(WORK TO BE COMPLETED) Find the lines holding the word "symbol" and collect them.

(DATASET ROWS)
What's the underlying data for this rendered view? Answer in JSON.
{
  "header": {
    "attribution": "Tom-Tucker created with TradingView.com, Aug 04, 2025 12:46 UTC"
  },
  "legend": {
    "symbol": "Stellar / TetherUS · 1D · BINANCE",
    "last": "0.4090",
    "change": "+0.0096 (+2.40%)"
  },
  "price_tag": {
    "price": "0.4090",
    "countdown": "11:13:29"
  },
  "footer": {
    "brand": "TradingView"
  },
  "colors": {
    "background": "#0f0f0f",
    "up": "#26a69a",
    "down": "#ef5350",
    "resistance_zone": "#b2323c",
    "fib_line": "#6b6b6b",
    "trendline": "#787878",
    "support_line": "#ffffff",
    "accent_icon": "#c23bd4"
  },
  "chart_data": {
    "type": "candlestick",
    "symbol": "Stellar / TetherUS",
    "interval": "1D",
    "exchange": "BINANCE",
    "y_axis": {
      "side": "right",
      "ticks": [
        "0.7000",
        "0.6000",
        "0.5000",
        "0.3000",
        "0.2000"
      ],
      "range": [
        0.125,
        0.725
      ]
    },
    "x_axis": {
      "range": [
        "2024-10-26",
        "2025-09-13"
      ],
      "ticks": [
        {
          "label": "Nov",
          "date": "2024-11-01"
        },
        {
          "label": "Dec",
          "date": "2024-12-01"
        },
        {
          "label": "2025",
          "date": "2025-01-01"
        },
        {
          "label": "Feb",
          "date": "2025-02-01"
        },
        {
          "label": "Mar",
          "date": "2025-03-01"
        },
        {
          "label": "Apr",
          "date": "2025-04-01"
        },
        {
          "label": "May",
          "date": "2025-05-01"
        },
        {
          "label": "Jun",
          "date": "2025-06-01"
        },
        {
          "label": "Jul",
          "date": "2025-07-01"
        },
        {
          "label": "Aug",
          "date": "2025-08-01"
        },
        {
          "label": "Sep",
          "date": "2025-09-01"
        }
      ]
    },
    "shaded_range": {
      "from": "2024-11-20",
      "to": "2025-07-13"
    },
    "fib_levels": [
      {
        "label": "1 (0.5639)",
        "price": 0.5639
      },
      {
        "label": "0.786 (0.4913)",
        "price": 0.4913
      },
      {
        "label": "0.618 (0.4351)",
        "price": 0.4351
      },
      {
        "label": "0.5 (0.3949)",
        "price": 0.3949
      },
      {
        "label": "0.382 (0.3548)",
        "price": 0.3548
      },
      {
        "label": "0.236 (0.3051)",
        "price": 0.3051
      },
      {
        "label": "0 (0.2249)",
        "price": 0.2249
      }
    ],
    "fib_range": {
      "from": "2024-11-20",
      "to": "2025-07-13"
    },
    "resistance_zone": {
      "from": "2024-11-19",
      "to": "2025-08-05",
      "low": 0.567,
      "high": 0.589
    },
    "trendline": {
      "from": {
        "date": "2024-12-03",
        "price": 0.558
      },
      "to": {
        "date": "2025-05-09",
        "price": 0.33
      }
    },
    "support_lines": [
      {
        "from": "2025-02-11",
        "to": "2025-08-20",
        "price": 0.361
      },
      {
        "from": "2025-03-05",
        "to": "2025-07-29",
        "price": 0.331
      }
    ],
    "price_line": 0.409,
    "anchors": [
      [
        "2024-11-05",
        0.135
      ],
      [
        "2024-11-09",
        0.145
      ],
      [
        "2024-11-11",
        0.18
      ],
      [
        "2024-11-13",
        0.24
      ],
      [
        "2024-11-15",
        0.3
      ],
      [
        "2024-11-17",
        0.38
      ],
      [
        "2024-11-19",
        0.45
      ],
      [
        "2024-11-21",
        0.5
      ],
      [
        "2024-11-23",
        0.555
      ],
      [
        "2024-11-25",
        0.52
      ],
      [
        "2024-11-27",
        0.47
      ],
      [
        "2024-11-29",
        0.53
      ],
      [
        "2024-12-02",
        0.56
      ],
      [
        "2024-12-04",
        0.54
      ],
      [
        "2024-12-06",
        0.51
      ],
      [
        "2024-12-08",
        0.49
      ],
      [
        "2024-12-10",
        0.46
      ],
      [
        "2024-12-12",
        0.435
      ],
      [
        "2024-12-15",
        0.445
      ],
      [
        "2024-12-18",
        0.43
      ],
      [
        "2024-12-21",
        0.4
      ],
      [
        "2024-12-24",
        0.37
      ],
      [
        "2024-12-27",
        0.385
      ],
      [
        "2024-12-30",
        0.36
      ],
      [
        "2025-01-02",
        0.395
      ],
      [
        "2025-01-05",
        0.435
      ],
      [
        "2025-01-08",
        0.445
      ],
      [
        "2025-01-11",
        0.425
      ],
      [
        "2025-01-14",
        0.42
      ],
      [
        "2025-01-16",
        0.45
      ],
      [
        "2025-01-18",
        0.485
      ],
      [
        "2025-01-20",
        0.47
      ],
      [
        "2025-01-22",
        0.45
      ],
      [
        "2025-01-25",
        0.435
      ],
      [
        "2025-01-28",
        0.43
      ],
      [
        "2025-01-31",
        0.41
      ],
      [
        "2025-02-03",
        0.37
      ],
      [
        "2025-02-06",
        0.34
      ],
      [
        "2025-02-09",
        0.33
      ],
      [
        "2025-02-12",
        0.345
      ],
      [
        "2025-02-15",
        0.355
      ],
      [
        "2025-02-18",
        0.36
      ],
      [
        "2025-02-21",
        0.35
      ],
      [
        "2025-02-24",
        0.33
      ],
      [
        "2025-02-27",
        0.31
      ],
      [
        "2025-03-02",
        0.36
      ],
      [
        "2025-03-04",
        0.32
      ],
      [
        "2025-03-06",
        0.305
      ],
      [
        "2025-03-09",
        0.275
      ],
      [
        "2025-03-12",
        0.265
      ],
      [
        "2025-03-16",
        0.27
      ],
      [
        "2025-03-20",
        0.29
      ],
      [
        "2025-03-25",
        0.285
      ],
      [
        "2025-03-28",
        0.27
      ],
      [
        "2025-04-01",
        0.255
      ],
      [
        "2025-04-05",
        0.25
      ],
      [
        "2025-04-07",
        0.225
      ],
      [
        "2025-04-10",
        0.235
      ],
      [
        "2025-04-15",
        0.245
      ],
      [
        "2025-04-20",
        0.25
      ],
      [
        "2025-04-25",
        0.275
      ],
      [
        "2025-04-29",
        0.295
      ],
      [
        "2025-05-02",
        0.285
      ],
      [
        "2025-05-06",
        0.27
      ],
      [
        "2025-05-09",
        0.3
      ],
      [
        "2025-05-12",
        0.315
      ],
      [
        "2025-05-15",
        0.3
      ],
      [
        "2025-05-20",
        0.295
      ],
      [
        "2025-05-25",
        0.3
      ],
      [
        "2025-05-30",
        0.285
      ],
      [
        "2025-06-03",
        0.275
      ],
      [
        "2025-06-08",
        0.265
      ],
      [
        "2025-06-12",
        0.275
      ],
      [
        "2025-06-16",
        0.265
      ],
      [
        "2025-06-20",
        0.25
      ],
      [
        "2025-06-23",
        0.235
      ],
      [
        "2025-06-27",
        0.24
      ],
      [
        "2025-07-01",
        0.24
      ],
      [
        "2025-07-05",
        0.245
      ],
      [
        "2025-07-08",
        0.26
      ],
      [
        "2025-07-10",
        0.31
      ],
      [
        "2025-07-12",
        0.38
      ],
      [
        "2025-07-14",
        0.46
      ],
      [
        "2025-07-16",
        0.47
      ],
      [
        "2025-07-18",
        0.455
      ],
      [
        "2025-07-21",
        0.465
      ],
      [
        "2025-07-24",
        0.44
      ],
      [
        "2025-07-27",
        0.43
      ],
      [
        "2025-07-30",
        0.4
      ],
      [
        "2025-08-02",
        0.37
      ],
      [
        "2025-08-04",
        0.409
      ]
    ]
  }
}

(SOLUTION)
    "symbol": "Stellar / TetherUS · 1D · BINANCE",
    "symbol": "Stellar / TetherUS",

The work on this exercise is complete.